→ **EXERCISE PROMPT**: Transcribe all of the data exactly. Omit the pictures.

Items listed in a dataset:
******************************

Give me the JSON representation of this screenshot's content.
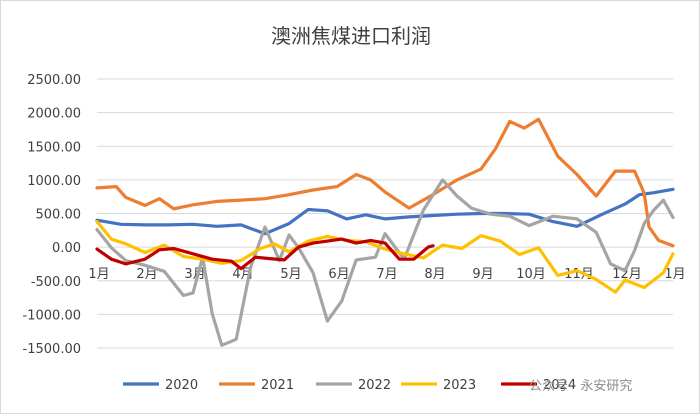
{
  "chart_data": {
    "type": "line",
    "title": "澳洲焦煤进口利润",
    "xlabel": "",
    "ylabel": "",
    "ylim": [
      -1500,
      2500
    ],
    "yticks": [
      "2500.00",
      "2000.00",
      "1500.00",
      "1000.00",
      "500.00",
      "0.00",
      "-500.00",
      "-1000.00",
      "-1500.00"
    ],
    "ytick_values": [
      2500,
      2000,
      1500,
      1000,
      500,
      0,
      -500,
      -1000,
      -1500
    ],
    "x_unit": "month index (0 = start of Jan, 12 = next Jan)",
    "xlim": [
      0,
      12
    ],
    "xticks": [
      "1月",
      "2月",
      "3月",
      "4月",
      "5月",
      "6月",
      "7月",
      "8月",
      "9月",
      "10月",
      "11月",
      "12月",
      "1月"
    ],
    "grid": true,
    "legend_position": "bottom",
    "series": [
      {
        "name": "2020",
        "color": "#4472C4",
        "points": [
          [
            0.0,
            400
          ],
          [
            0.5,
            340
          ],
          [
            1.0,
            330
          ],
          [
            1.5,
            330
          ],
          [
            2.0,
            340
          ],
          [
            2.5,
            310
          ],
          [
            3.0,
            330
          ],
          [
            3.5,
            200
          ],
          [
            4.0,
            350
          ],
          [
            4.4,
            560
          ],
          [
            4.8,
            540
          ],
          [
            5.2,
            420
          ],
          [
            5.6,
            480
          ],
          [
            6.0,
            420
          ],
          [
            6.5,
            450
          ],
          [
            7.0,
            470
          ],
          [
            7.5,
            490
          ],
          [
            8.0,
            500
          ],
          [
            8.5,
            500
          ],
          [
            9.0,
            490
          ],
          [
            9.5,
            380
          ],
          [
            10.0,
            310
          ],
          [
            10.5,
            480
          ],
          [
            11.0,
            640
          ],
          [
            11.3,
            780
          ],
          [
            11.6,
            810
          ],
          [
            12.0,
            860
          ]
        ]
      },
      {
        "name": "2021",
        "color": "#ED7D31",
        "points": [
          [
            0.0,
            880
          ],
          [
            0.4,
            900
          ],
          [
            0.6,
            740
          ],
          [
            1.0,
            620
          ],
          [
            1.3,
            720
          ],
          [
            1.6,
            570
          ],
          [
            2.0,
            630
          ],
          [
            2.5,
            680
          ],
          [
            3.0,
            700
          ],
          [
            3.5,
            720
          ],
          [
            4.0,
            780
          ],
          [
            4.5,
            850
          ],
          [
            5.0,
            900
          ],
          [
            5.4,
            1080
          ],
          [
            5.7,
            1000
          ],
          [
            6.0,
            820
          ],
          [
            6.5,
            580
          ],
          [
            7.0,
            780
          ],
          [
            7.5,
            1000
          ],
          [
            8.0,
            1160
          ],
          [
            8.3,
            1460
          ],
          [
            8.6,
            1870
          ],
          [
            8.9,
            1770
          ],
          [
            9.2,
            1900
          ],
          [
            9.6,
            1350
          ],
          [
            10.0,
            1080
          ],
          [
            10.4,
            760
          ],
          [
            10.8,
            1130
          ],
          [
            11.2,
            1130
          ],
          [
            11.4,
            800
          ],
          [
            11.5,
            300
          ],
          [
            11.7,
            100
          ],
          [
            12.0,
            20
          ]
        ]
      },
      {
        "name": "2022",
        "color": "#A5A5A5",
        "points": [
          [
            0.0,
            260
          ],
          [
            0.3,
            -10
          ],
          [
            0.6,
            -200
          ],
          [
            1.0,
            -270
          ],
          [
            1.4,
            -360
          ],
          [
            1.8,
            -720
          ],
          [
            2.0,
            -680
          ],
          [
            2.2,
            -150
          ],
          [
            2.4,
            -990
          ],
          [
            2.6,
            -1460
          ],
          [
            2.9,
            -1370
          ],
          [
            3.2,
            -300
          ],
          [
            3.5,
            300
          ],
          [
            3.8,
            -200
          ],
          [
            4.0,
            180
          ],
          [
            4.2,
            -10
          ],
          [
            4.5,
            -380
          ],
          [
            4.8,
            -1100
          ],
          [
            5.1,
            -800
          ],
          [
            5.4,
            -190
          ],
          [
            5.8,
            -150
          ],
          [
            6.0,
            200
          ],
          [
            6.4,
            -180
          ],
          [
            6.8,
            550
          ],
          [
            7.2,
            1000
          ],
          [
            7.5,
            760
          ],
          [
            7.8,
            580
          ],
          [
            8.2,
            490
          ],
          [
            8.6,
            460
          ],
          [
            9.0,
            320
          ],
          [
            9.5,
            460
          ],
          [
            10.0,
            420
          ],
          [
            10.4,
            220
          ],
          [
            10.7,
            -250
          ],
          [
            11.0,
            -350
          ],
          [
            11.2,
            -50
          ],
          [
            11.4,
            350
          ],
          [
            11.6,
            550
          ],
          [
            11.8,
            700
          ],
          [
            12.0,
            440
          ]
        ]
      },
      {
        "name": "2023",
        "color": "#FFC000",
        "points": [
          [
            0.0,
            380
          ],
          [
            0.3,
            120
          ],
          [
            0.6,
            50
          ],
          [
            1.0,
            -80
          ],
          [
            1.4,
            30
          ],
          [
            1.8,
            -140
          ],
          [
            2.2,
            -180
          ],
          [
            2.6,
            -240
          ],
          [
            3.0,
            -200
          ],
          [
            3.4,
            -20
          ],
          [
            3.7,
            50
          ],
          [
            4.0,
            -70
          ],
          [
            4.4,
            90
          ],
          [
            4.8,
            160
          ],
          [
            5.2,
            100
          ],
          [
            5.6,
            80
          ],
          [
            6.0,
            -30
          ],
          [
            6.4,
            -100
          ],
          [
            6.8,
            -160
          ],
          [
            7.2,
            30
          ],
          [
            7.6,
            -20
          ],
          [
            8.0,
            170
          ],
          [
            8.4,
            90
          ],
          [
            8.8,
            -110
          ],
          [
            9.2,
            -10
          ],
          [
            9.6,
            -420
          ],
          [
            10.0,
            -350
          ],
          [
            10.4,
            -480
          ],
          [
            10.8,
            -670
          ],
          [
            11.0,
            -490
          ],
          [
            11.4,
            -600
          ],
          [
            11.8,
            -380
          ],
          [
            12.0,
            -100
          ]
        ]
      },
      {
        "name": "2024",
        "color": "#C00000",
        "points": [
          [
            0.0,
            -30
          ],
          [
            0.3,
            -180
          ],
          [
            0.6,
            -250
          ],
          [
            1.0,
            -180
          ],
          [
            1.3,
            -40
          ],
          [
            1.6,
            -20
          ],
          [
            2.0,
            -100
          ],
          [
            2.4,
            -180
          ],
          [
            2.8,
            -210
          ],
          [
            3.0,
            -320
          ],
          [
            3.3,
            -150
          ],
          [
            3.6,
            -170
          ],
          [
            3.9,
            -190
          ],
          [
            4.2,
            0
          ],
          [
            4.5,
            60
          ],
          [
            4.8,
            90
          ],
          [
            5.1,
            120
          ],
          [
            5.4,
            60
          ],
          [
            5.7,
            100
          ],
          [
            6.0,
            60
          ],
          [
            6.3,
            -180
          ],
          [
            6.6,
            -180
          ],
          [
            6.9,
            0
          ],
          [
            7.0,
            20
          ]
        ]
      }
    ]
  },
  "watermark": "公众号 · 永安研究"
}
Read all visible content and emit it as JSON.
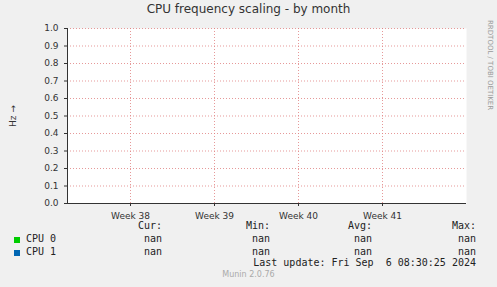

******************************

→ **SOLUTION**:
Give me the JSON representation of this screenshot's content.
{
  "chart_data": {
    "type": "line",
    "title": "澳洲焦煤进口利润",
    "xlabel": "",
    "ylabel": "",
    "ylim": [
      -1500,
      2500
    ],
    "yticks": [
      "2500.00",
      "2000.00",
      "1500.00",
      "1000.00",
      "500.00",
      "0.00",
      "-500.00",
      "-1000.00",
      "-1500.00"
    ],
    "ytick_values": [
      2500,
      2000,
      1500,
      1000,
      500,
      0,
      -500,
      -1000,
      -1500
    ],
    "x_unit": "month index (0 = start of Jan, 12 = next Jan)",
    "xlim": [
      0,
      12
    ],
    "xticks": [
      "1月",
      "2月",
      "3月",
      "4月",
      "5月",
      "6月",
      "7月",
      "8月",
      "9月",
      "10月",
      "11月",
      "12月",
      "1月"
    ],
    "grid": true,
    "legend_position": "bottom",
    "series": [
      {
        "name": "2020",
        "color": "#4472C4",
        "points": [
          [
            0.0,
            400
          ],
          [
            0.5,
            340
          ],
          [
            1.0,
            330
          ],
          [
            1.5,
            330
          ],
          [
            2.0,
            340
          ],
          [
            2.5,
            310
          ],
          [
            3.0,
            330
          ],
          [
            3.5,
            200
          ],
          [
            4.0,
            350
          ],
          [
            4.4,
            560
          ],
          [
            4.8,
            540
          ],
          [
            5.2,
            420
          ],
          [
            5.6,
            480
          ],
          [
            6.0,
            420
          ],
          [
            6.5,
            450
          ],
          [
            7.0,
            470
          ],
          [
            7.5,
            490
          ],
          [
            8.0,
            500
          ],
          [
            8.5,
            500
          ],
          [
            9.0,
            490
          ],
          [
            9.5,
            380
          ],
          [
            10.0,
            310
          ],
          [
            10.5,
            480
          ],
          [
            11.0,
            640
          ],
          [
            11.3,
            780
          ],
          [
            11.6,
            810
          ],
          [
            12.0,
            860
          ]
        ]
      },
      {
        "name": "2021",
        "color": "#ED7D31",
        "points": [
          [
            0.0,
            880
          ],
          [
            0.4,
            900
          ],
          [
            0.6,
            740
          ],
          [
            1.0,
            620
          ],
          [
            1.3,
            720
          ],
          [
            1.6,
            570
          ],
          [
            2.0,
            630
          ],
          [
            2.5,
            680
          ],
          [
            3.0,
            700
          ],
          [
            3.5,
            720
          ],
          [
            4.0,
            780
          ],
          [
            4.5,
            850
          ],
          [
            5.0,
            900
          ],
          [
            5.4,
            1080
          ],
          [
            5.7,
            1000
          ],
          [
            6.0,
            820
          ],
          [
            6.5,
            580
          ],
          [
            7.0,
            780
          ],
          [
            7.5,
            1000
          ],
          [
            8.0,
            1160
          ],
          [
            8.3,
            1460
          ],
          [
            8.6,
            1870
          ],
          [
            8.9,
            1770
          ],
          [
            9.2,
            1900
          ],
          [
            9.6,
            1350
          ],
          [
            10.0,
            1080
          ],
          [
            10.4,
            760
          ],
          [
            10.8,
            1130
          ],
          [
            11.2,
            1130
          ],
          [
            11.4,
            800
          ],
          [
            11.5,
            300
          ],
          [
            11.7,
            100
          ],
          [
            12.0,
            20
          ]
        ]
      },
      {
        "name": "2022",
        "color": "#A5A5A5",
        "points": [
          [
            0.0,
            260
          ],
          [
            0.3,
            -10
          ],
          [
            0.6,
            -200
          ],
          [
            1.0,
            -270
          ],
          [
            1.4,
            -360
          ],
          [
            1.8,
            -720
          ],
          [
            2.0,
            -680
          ],
          [
            2.2,
            -150
          ],
          [
            2.4,
            -990
          ],
          [
            2.6,
            -1460
          ],
          [
            2.9,
            -1370
          ],
          [
            3.2,
            -300
          ],
          [
            3.5,
            300
          ],
          [
            3.8,
            -200
          ],
          [
            4.0,
            180
          ],
          [
            4.2,
            -10
          ],
          [
            4.5,
            -380
          ],
          [
            4.8,
            -1100
          ],
          [
            5.1,
            -800
          ],
          [
            5.4,
            -190
          ],
          [
            5.8,
            -150
          ],
          [
            6.0,
            200
          ],
          [
            6.4,
            -180
          ],
          [
            6.8,
            550
          ],
          [
            7.2,
            1000
          ],
          [
            7.5,
            760
          ],
          [
            7.8,
            580
          ],
          [
            8.2,
            490
          ],
          [
            8.6,
            460
          ],
          [
            9.0,
            320
          ],
          [
            9.5,
            460
          ],
          [
            10.0,
            420
          ],
          [
            10.4,
            220
          ],
          [
            10.7,
            -250
          ],
          [
            11.0,
            -350
          ],
          [
            11.2,
            -50
          ],
          [
            11.4,
            350
          ],
          [
            11.6,
            550
          ],
          [
            11.8,
            700
          ],
          [
            12.0,
            440
          ]
        ]
      },
      {
        "name": "2023",
        "color": "#FFC000",
        "points": [
          [
            0.0,
            380
          ],
          [
            0.3,
            120
          ],
          [
            0.6,
            50
          ],
          [
            1.0,
            -80
          ],
          [
            1.4,
            30
          ],
          [
            1.8,
            -140
          ],
          [
            2.2,
            -180
          ],
          [
            2.6,
            -240
          ],
          [
            3.0,
            -200
          ],
          [
            3.4,
            -20
          ],
          [
            3.7,
            50
          ],
          [
            4.0,
            -70
          ],
          [
            4.4,
            90
          ],
          [
            4.8,
            160
          ],
          [
            5.2,
            100
          ],
          [
            5.6,
            80
          ],
          [
            6.0,
            -30
          ],
          [
            6.4,
            -100
          ],
          [
            6.8,
            -160
          ],
          [
            7.2,
            30
          ],
          [
            7.6,
            -20
          ],
          [
            8.0,
            170
          ],
          [
            8.4,
            90
          ],
          [
            8.8,
            -110
          ],
          [
            9.2,
            -10
          ],
          [
            9.6,
            -420
          ],
          [
            10.0,
            -350
          ],
          [
            10.4,
            -480
          ],
          [
            10.8,
            -670
          ],
          [
            11.0,
            -490
          ],
          [
            11.4,
            -600
          ],
          [
            11.8,
            -380
          ],
          [
            12.0,
            -100
          ]
        ]
      },
      {
        "name": "2024",
        "color": "#C00000",
        "points": [
          [
            0.0,
            -30
          ],
          [
            0.3,
            -180
          ],
          [
            0.6,
            -250
          ],
          [
            1.0,
            -180
          ],
          [
            1.3,
            -40
          ],
          [
            1.6,
            -20
          ],
          [
            2.0,
            -100
          ],
          [
            2.4,
            -180
          ],
          [
            2.8,
            -210
          ],
          [
            3.0,
            -320
          ],
          [
            3.3,
            -150
          ],
          [
            3.6,
            -170
          ],
          [
            3.9,
            -190
          ],
          [
            4.2,
            0
          ],
          [
            4.5,
            60
          ],
          [
            4.8,
            90
          ],
          [
            5.1,
            120
          ],
          [
            5.4,
            60
          ],
          [
            5.7,
            100
          ],
          [
            6.0,
            60
          ],
          [
            6.3,
            -180
          ],
          [
            6.6,
            -180
          ],
          [
            6.9,
            0
          ],
          [
            7.0,
            20
          ]
        ]
      }
    ]
  },
  "watermark": "公众号 · 永安研究"
}
Read all visible content and emit it as JSON.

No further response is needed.